- WHAT YOU HAVE TO DO: Gather every line in the records below that contains the word "this".

- SOURCE RECORDS:
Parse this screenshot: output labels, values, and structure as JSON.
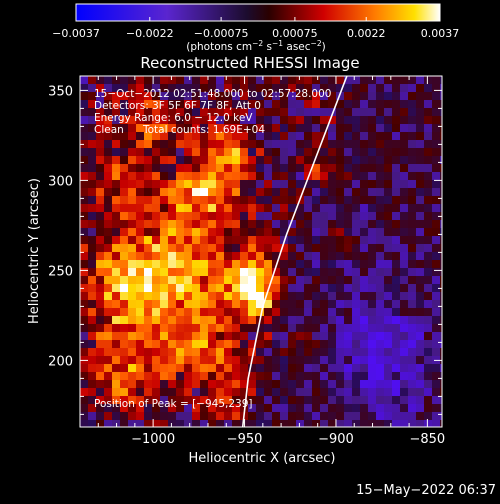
{
  "chart_data": {
    "type": "heatmap",
    "title": "Reconstructed RHESSI Image",
    "xlabel": "Heliocentric X (arcsec)",
    "ylabel": "Heliocentric Y (arcsec)",
    "xlim": [
      -1040,
      -842
    ],
    "ylim": [
      163,
      358
    ],
    "x_ticks": [
      -1000,
      -950,
      -900,
      -850
    ],
    "x_tick_labels": [
      "−1000",
      "−950",
      "−900",
      "−850"
    ],
    "y_ticks": [
      200,
      250,
      300,
      350
    ],
    "y_tick_labels": [
      "200",
      "250",
      "300",
      "350"
    ],
    "colorbar": {
      "range": [
        -0.0037,
        0.0037
      ],
      "ticks": [
        -0.0037,
        -0.0022,
        -0.00075,
        0.00075,
        0.0022,
        0.0037
      ],
      "tick_labels": [
        "−0.0037",
        "−0.0022",
        "−0.00075",
        "0.00075",
        "0.0022",
        "0.0037"
      ],
      "unit_label": "(photons cm",
      "unit_sup1": "−2",
      "unit_mid": " s",
      "unit_sup2": "−1",
      "unit_mid2": " asec",
      "unit_sup3": "−2",
      "unit_end": ")"
    },
    "annotations": {
      "time_range": "15−Oct−2012 02:51:48.000 to 02:57:28.000",
      "detectors": "Detectors: 3F 5F 6F 7F 8F, Att 0",
      "energy_range": "Energy Range: 6.0 − 12.0 keV",
      "clean_label": "Clean",
      "total_counts": "Total counts: 1.69E+04",
      "peak": "Position of Peak = [−945,239]"
    },
    "peak_position": [
      -945,
      239
    ],
    "limb_curve": [
      [
        -951,
        163
      ],
      [
        -948,
        190
      ],
      [
        -940,
        230
      ],
      [
        -927,
        270
      ],
      [
        -912,
        310
      ],
      [
        -897,
        350
      ],
      [
        -894,
        358
      ]
    ],
    "sources": [
      {
        "x": -945,
        "y": 241,
        "sx": 9,
        "sy": 11,
        "amp": 1.0
      },
      {
        "x": -985,
        "y": 248,
        "sx": 22,
        "sy": 22,
        "amp": 0.62
      },
      {
        "x": -1015,
        "y": 238,
        "sx": 16,
        "sy": 25,
        "amp": 0.52
      },
      {
        "x": -975,
        "y": 292,
        "sx": 15,
        "sy": 11,
        "amp": 0.62
      },
      {
        "x": -960,
        "y": 315,
        "sx": 10,
        "sy": 10,
        "amp": 0.58
      },
      {
        "x": -1000,
        "y": 330,
        "sx": 14,
        "sy": 11,
        "amp": 0.42
      },
      {
        "x": -1020,
        "y": 300,
        "sx": 10,
        "sy": 12,
        "amp": 0.35
      },
      {
        "x": -975,
        "y": 205,
        "sx": 13,
        "sy": 13,
        "amp": 0.52
      },
      {
        "x": -1015,
        "y": 190,
        "sx": 12,
        "sy": 12,
        "amp": 0.4
      },
      {
        "x": -960,
        "y": 180,
        "sx": 9,
        "sy": 9,
        "amp": 0.38
      },
      {
        "x": -906,
        "y": 305,
        "sx": 6,
        "sy": 6,
        "amp": 0.42
      },
      {
        "x": -898,
        "y": 268,
        "sx": 6,
        "sy": 6,
        "amp": 0.3
      },
      {
        "x": -915,
        "y": 210,
        "sx": 6,
        "sy": 6,
        "amp": 0.22
      },
      {
        "x": -865,
        "y": 235,
        "sx": 5,
        "sy": 7,
        "amp": 0.25
      }
    ],
    "negative_region": {
      "x": -875,
      "y": 205,
      "sx": 20,
      "sy": 30,
      "amp": -0.45
    }
  },
  "footer": {
    "timestamp": "15−May−2022 06:37"
  }
}
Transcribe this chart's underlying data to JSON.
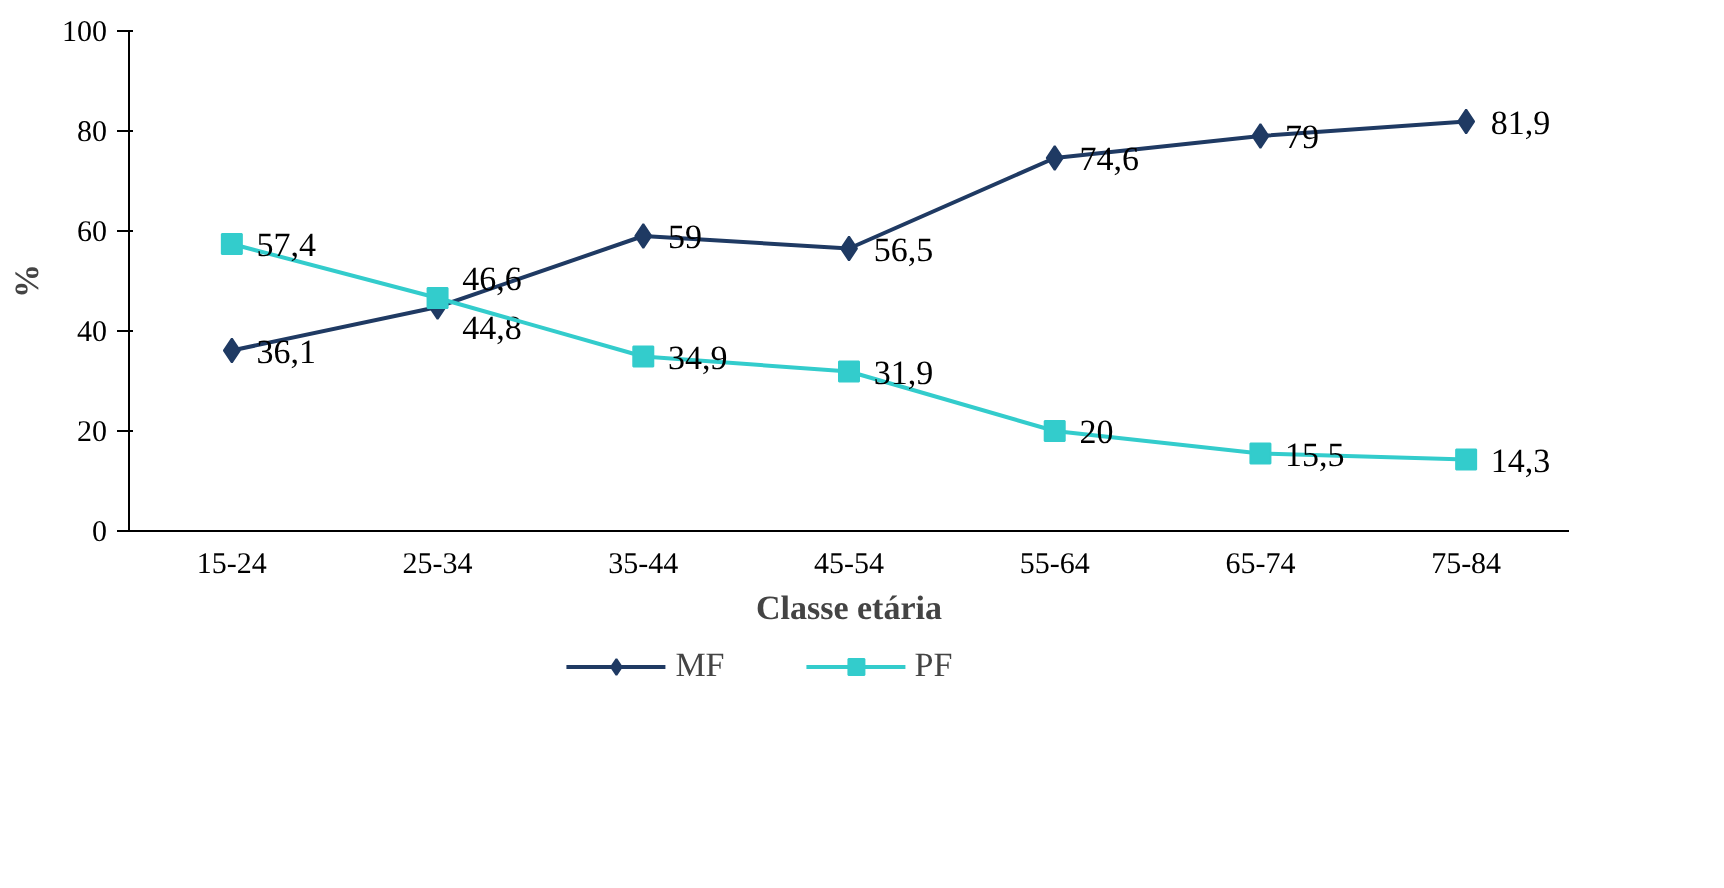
{
  "chart_data": {
    "type": "line",
    "xlabel": "Classe etária",
    "ylabel": "%",
    "categories": [
      "15-24",
      "25-34",
      "35-44",
      "45-54",
      "55-64",
      "65-74",
      "75-84"
    ],
    "series": [
      {
        "name": "MF",
        "color": "#1f3a63",
        "marker": "diamond",
        "values": [
          36.1,
          44.8,
          59,
          56.5,
          74.6,
          79,
          81.9
        ],
        "value_labels": [
          "36,1",
          "44,8",
          "59",
          "56,5",
          "74,6",
          "79",
          "81,9"
        ]
      },
      {
        "name": "PF",
        "color": "#33cccc",
        "marker": "square",
        "values": [
          57.4,
          46.6,
          34.9,
          31.9,
          20,
          15.5,
          14.3
        ],
        "value_labels": [
          "57,4",
          "46,6",
          "34,9",
          "31,9",
          "20",
          "15,5",
          "14,3"
        ]
      }
    ],
    "ylim": [
      0,
      100
    ],
    "yticks": [
      0,
      20,
      40,
      60,
      80,
      100
    ],
    "grid": false,
    "legend": "bottom",
    "line_style": "solid"
  }
}
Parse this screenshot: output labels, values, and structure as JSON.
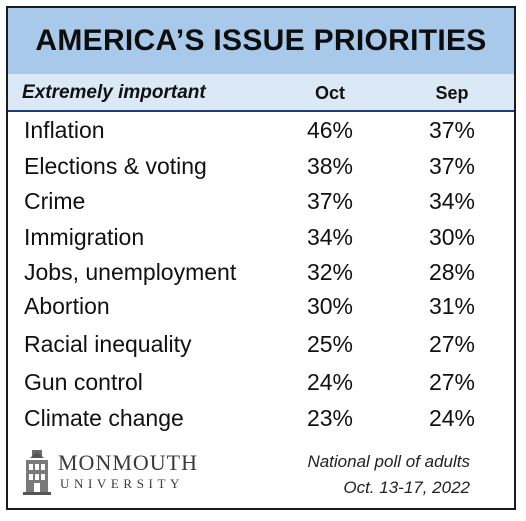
{
  "chart_data": {
    "type": "table",
    "title": "AMERICA’S ISSUE PRIORITIES",
    "row_header": "Extremely important",
    "columns": [
      "Oct",
      "Sep"
    ],
    "rows": [
      {
        "issue": "Inflation",
        "values": [
          "46%",
          "37%"
        ]
      },
      {
        "issue": "Elections & voting",
        "values": [
          "38%",
          "37%"
        ]
      },
      {
        "issue": "Crime",
        "values": [
          "37%",
          "34%"
        ]
      },
      {
        "issue": "Immigration",
        "values": [
          "34%",
          "30%"
        ]
      },
      {
        "issue": "Jobs, unemployment",
        "values": [
          "32%",
          "28%"
        ]
      },
      {
        "issue": "Abortion",
        "values": [
          "30%",
          "31%"
        ]
      },
      {
        "issue": "Racial inequality",
        "values": [
          "25%",
          "27%"
        ]
      },
      {
        "issue": "Gun control",
        "values": [
          "24%",
          "27%"
        ]
      },
      {
        "issue": "Climate change",
        "values": [
          "23%",
          "24%"
        ]
      }
    ]
  },
  "footer": {
    "logo_name": "MONMOUTH",
    "logo_sub": "UNIVERSITY",
    "note_line1": "National poll of adults",
    "note_line2": "Oct. 13-17, 2022"
  },
  "colors": {
    "title_bg": "#a9c9eb",
    "header_bg": "#dbe8f6",
    "header_rule": "#1e3c78"
  }
}
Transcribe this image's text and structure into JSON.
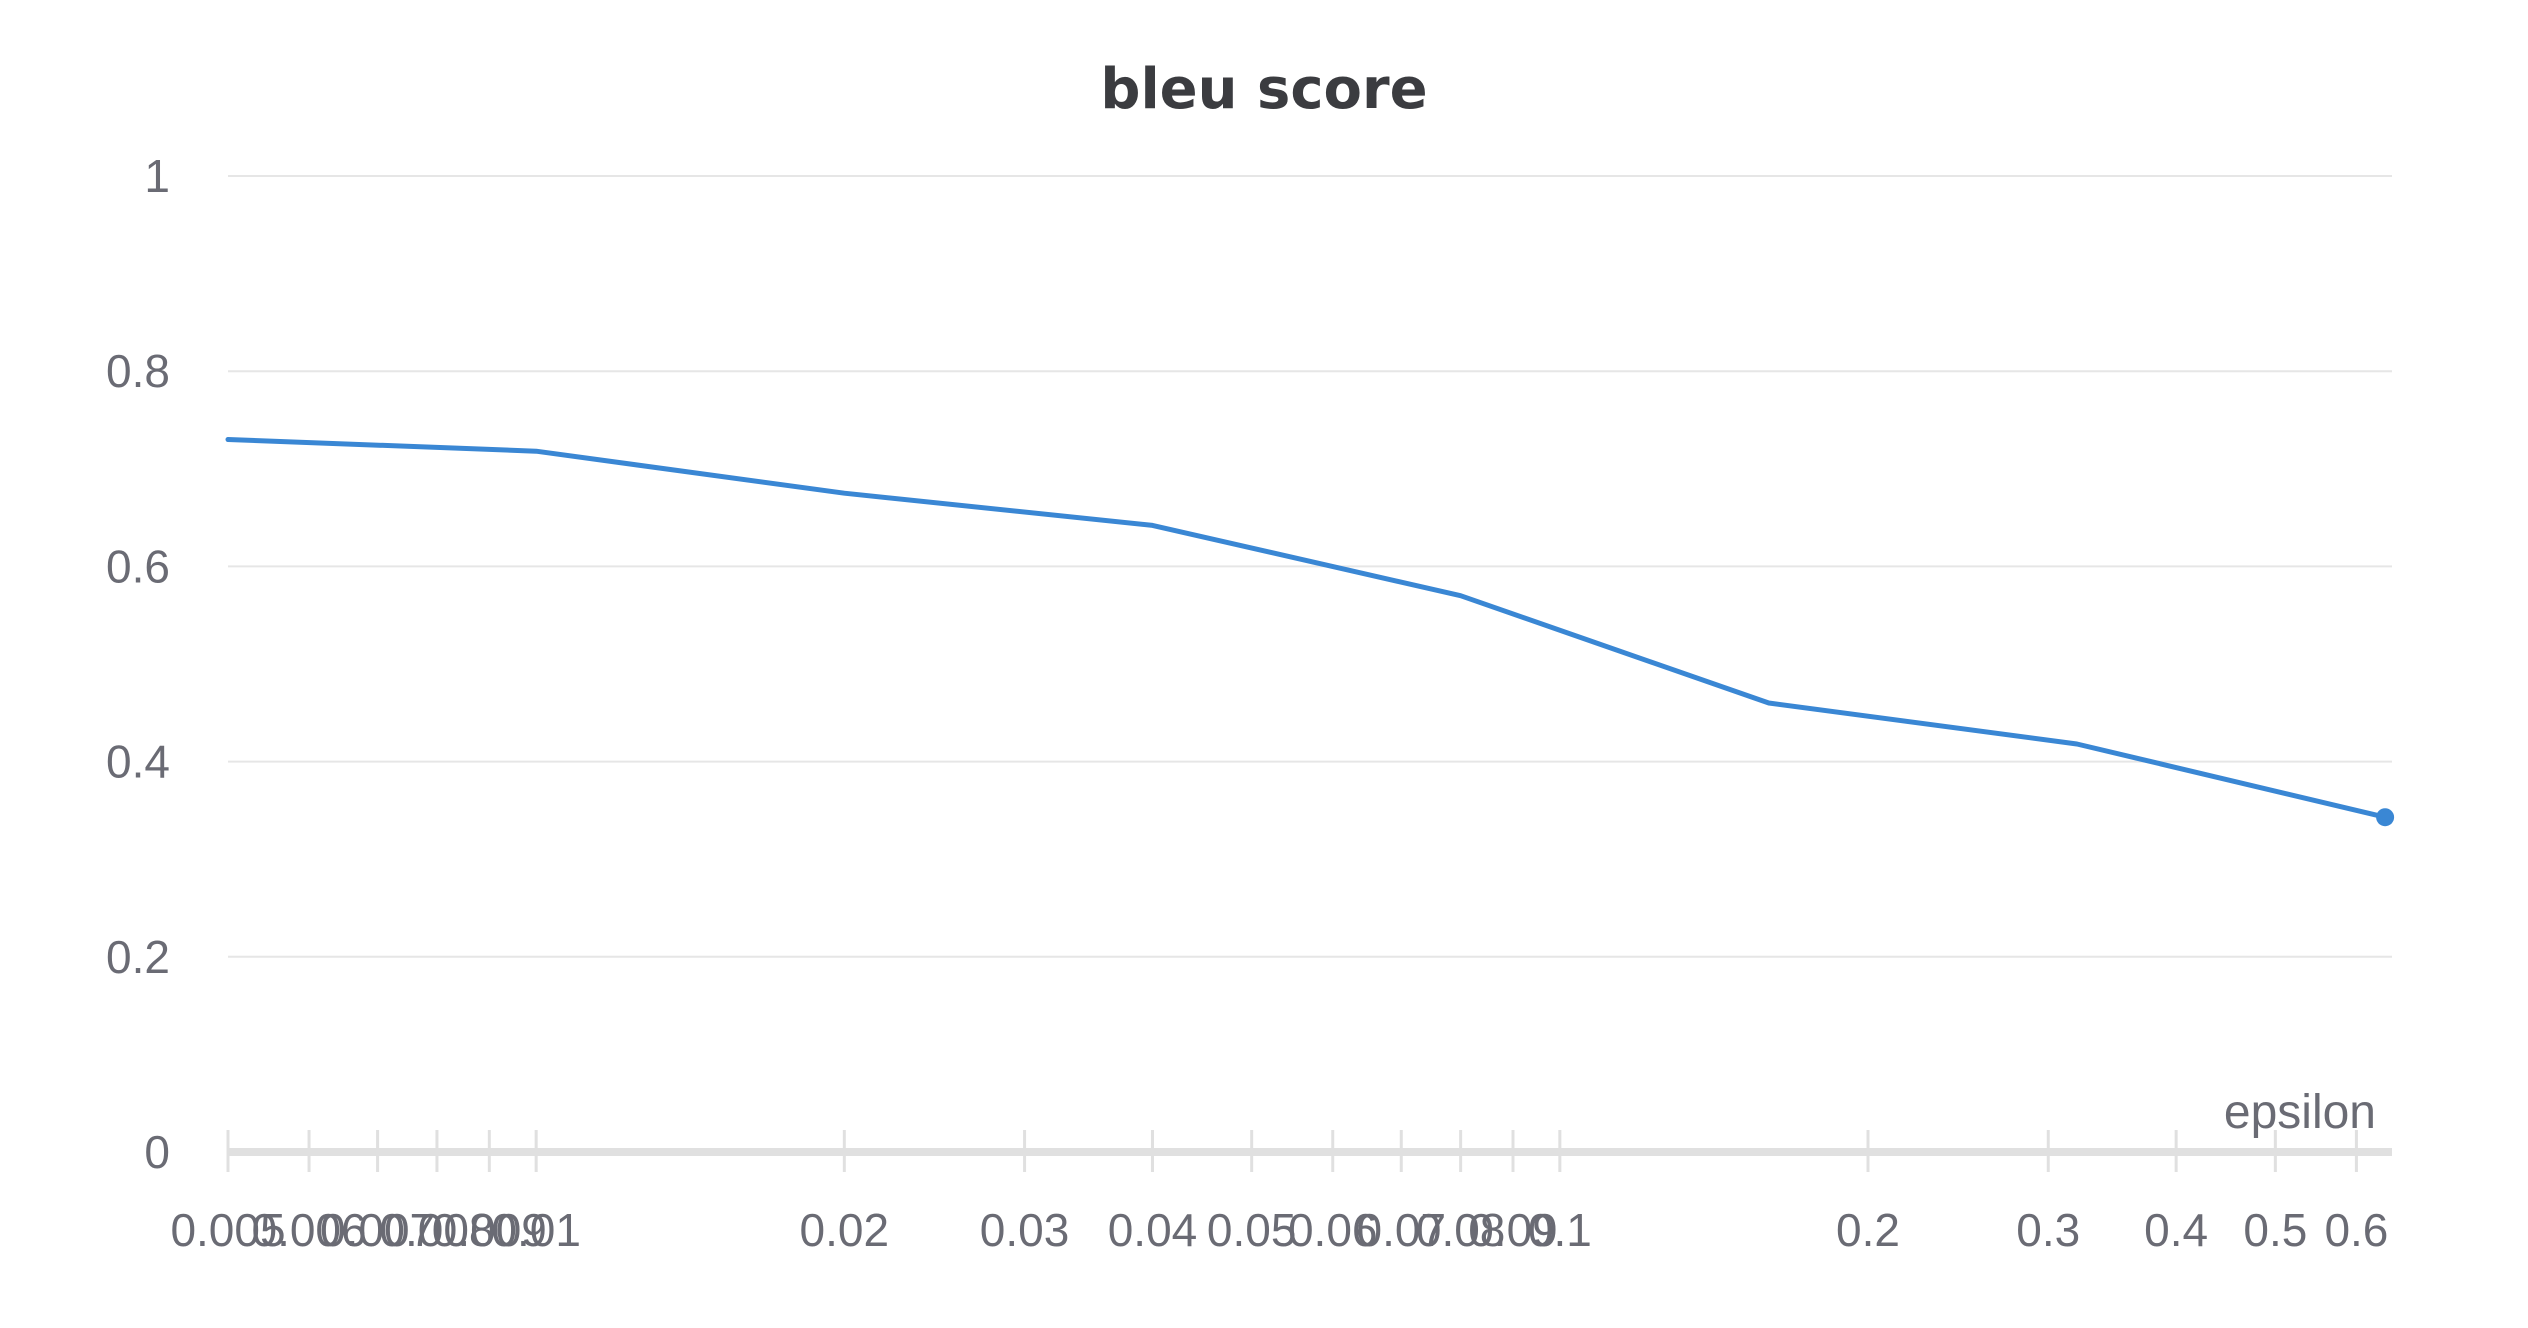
{
  "chart_data": {
    "type": "line",
    "title": "bleu score",
    "xlabel": "epsilon",
    "ylabel": "",
    "xscale": "log",
    "xlim": [
      0.005,
      0.65
    ],
    "ylim": [
      0,
      1
    ],
    "grid": true,
    "legend": "none",
    "color": "#3a87d4",
    "yticks": [
      "0",
      "0.2",
      "0.4",
      "0.6",
      "0.8",
      "1"
    ],
    "ytick_values": [
      0,
      0.2,
      0.4,
      0.6,
      0.8,
      1
    ],
    "xticks": [
      "0.005",
      "0.006",
      "0.007",
      "0.008",
      "0.009",
      "0.01",
      "0.02",
      "0.03",
      "0.04",
      "0.05",
      "0.06",
      "0.07",
      "0.08",
      "0.09",
      "0.1",
      "0.2",
      "0.3",
      "0.4",
      "0.5",
      "0.6"
    ],
    "xtick_values": [
      0.005,
      0.006,
      0.007,
      0.008,
      0.009,
      0.01,
      0.02,
      0.03,
      0.04,
      0.05,
      0.06,
      0.07,
      0.08,
      0.09,
      0.1,
      0.2,
      0.3,
      0.4,
      0.5,
      0.6
    ],
    "series": [
      {
        "x": [
          0.005,
          0.01,
          0.02,
          0.04,
          0.08,
          0.16,
          0.32,
          0.64
        ],
        "y": [
          0.73,
          0.718,
          0.675,
          0.642,
          0.57,
          0.46,
          0.418,
          0.343
        ]
      }
    ]
  }
}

- REPLY:
Parse this screenshot: output labels, values, and structure as JSON.
Transcribe this chart's underlying data to JSON.
Parse this screenshot: output labels, values, and structure as JSON.
Transcribe this image's text and structure into JSON.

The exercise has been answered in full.